## [DATA ROWS]
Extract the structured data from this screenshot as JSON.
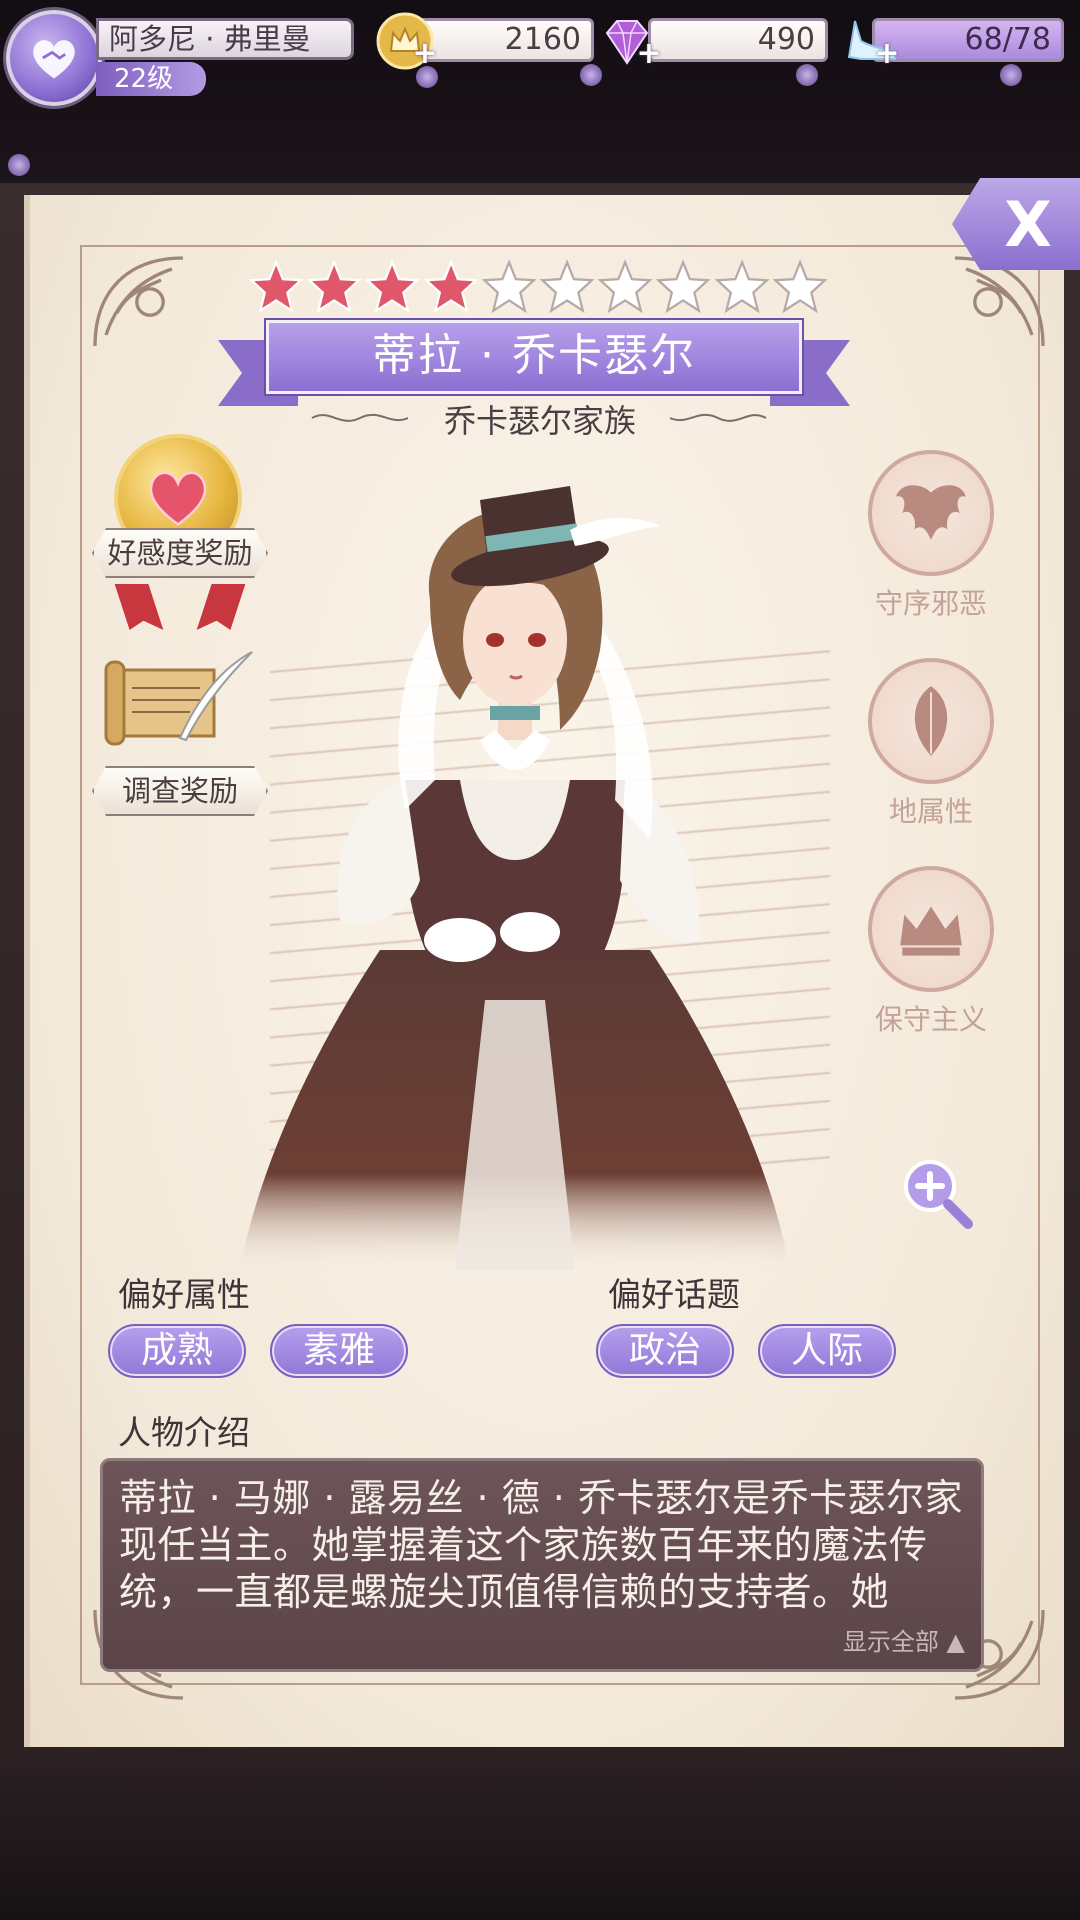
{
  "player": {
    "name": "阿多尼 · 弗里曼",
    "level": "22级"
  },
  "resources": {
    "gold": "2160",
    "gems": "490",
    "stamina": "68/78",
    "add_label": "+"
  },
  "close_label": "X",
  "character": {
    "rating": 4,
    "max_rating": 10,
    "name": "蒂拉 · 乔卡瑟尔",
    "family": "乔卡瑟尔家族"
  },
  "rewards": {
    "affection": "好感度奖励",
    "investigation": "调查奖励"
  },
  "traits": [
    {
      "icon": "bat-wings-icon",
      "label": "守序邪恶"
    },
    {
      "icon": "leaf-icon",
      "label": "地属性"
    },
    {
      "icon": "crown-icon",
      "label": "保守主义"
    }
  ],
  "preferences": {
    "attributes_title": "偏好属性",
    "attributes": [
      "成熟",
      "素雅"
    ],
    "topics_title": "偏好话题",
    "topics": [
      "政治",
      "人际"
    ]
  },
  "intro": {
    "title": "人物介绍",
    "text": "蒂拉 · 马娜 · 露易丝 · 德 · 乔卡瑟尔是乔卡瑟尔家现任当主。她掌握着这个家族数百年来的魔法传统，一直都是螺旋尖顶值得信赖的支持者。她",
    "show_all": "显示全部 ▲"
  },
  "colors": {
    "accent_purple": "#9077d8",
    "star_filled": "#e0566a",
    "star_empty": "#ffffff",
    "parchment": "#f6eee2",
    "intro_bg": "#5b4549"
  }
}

## [PROBLEM DESCRIPTION]
In your copy of the listing above, reproduce each line exactly and omit all pictures.

## [ANSWER TO THIS TASK]
Extract the structured data from this screenshot as JSON.
{
  "player": {
    "name": "阿多尼 · 弗里曼",
    "level": "22级"
  },
  "resources": {
    "gold": "2160",
    "gems": "490",
    "stamina": "68/78",
    "add_label": "+"
  },
  "close_label": "X",
  "character": {
    "rating": 4,
    "max_rating": 10,
    "name": "蒂拉 · 乔卡瑟尔",
    "family": "乔卡瑟尔家族"
  },
  "rewards": {
    "affection": "好感度奖励",
    "investigation": "调查奖励"
  },
  "traits": [
    {
      "icon": "bat-wings-icon",
      "label": "守序邪恶"
    },
    {
      "icon": "leaf-icon",
      "label": "地属性"
    },
    {
      "icon": "crown-icon",
      "label": "保守主义"
    }
  ],
  "preferences": {
    "attributes_title": "偏好属性",
    "attributes": [
      "成熟",
      "素雅"
    ],
    "topics_title": "偏好话题",
    "topics": [
      "政治",
      "人际"
    ]
  },
  "intro": {
    "title": "人物介绍",
    "text": "蒂拉 · 马娜 · 露易丝 · 德 · 乔卡瑟尔是乔卡瑟尔家现任当主。她掌握着这个家族数百年来的魔法传统，一直都是螺旋尖顶值得信赖的支持者。她",
    "show_all": "显示全部 ▲"
  },
  "colors": {
    "accent_purple": "#9077d8",
    "star_filled": "#e0566a",
    "star_empty": "#ffffff",
    "parchment": "#f6eee2",
    "intro_bg": "#5b4549"
  }
}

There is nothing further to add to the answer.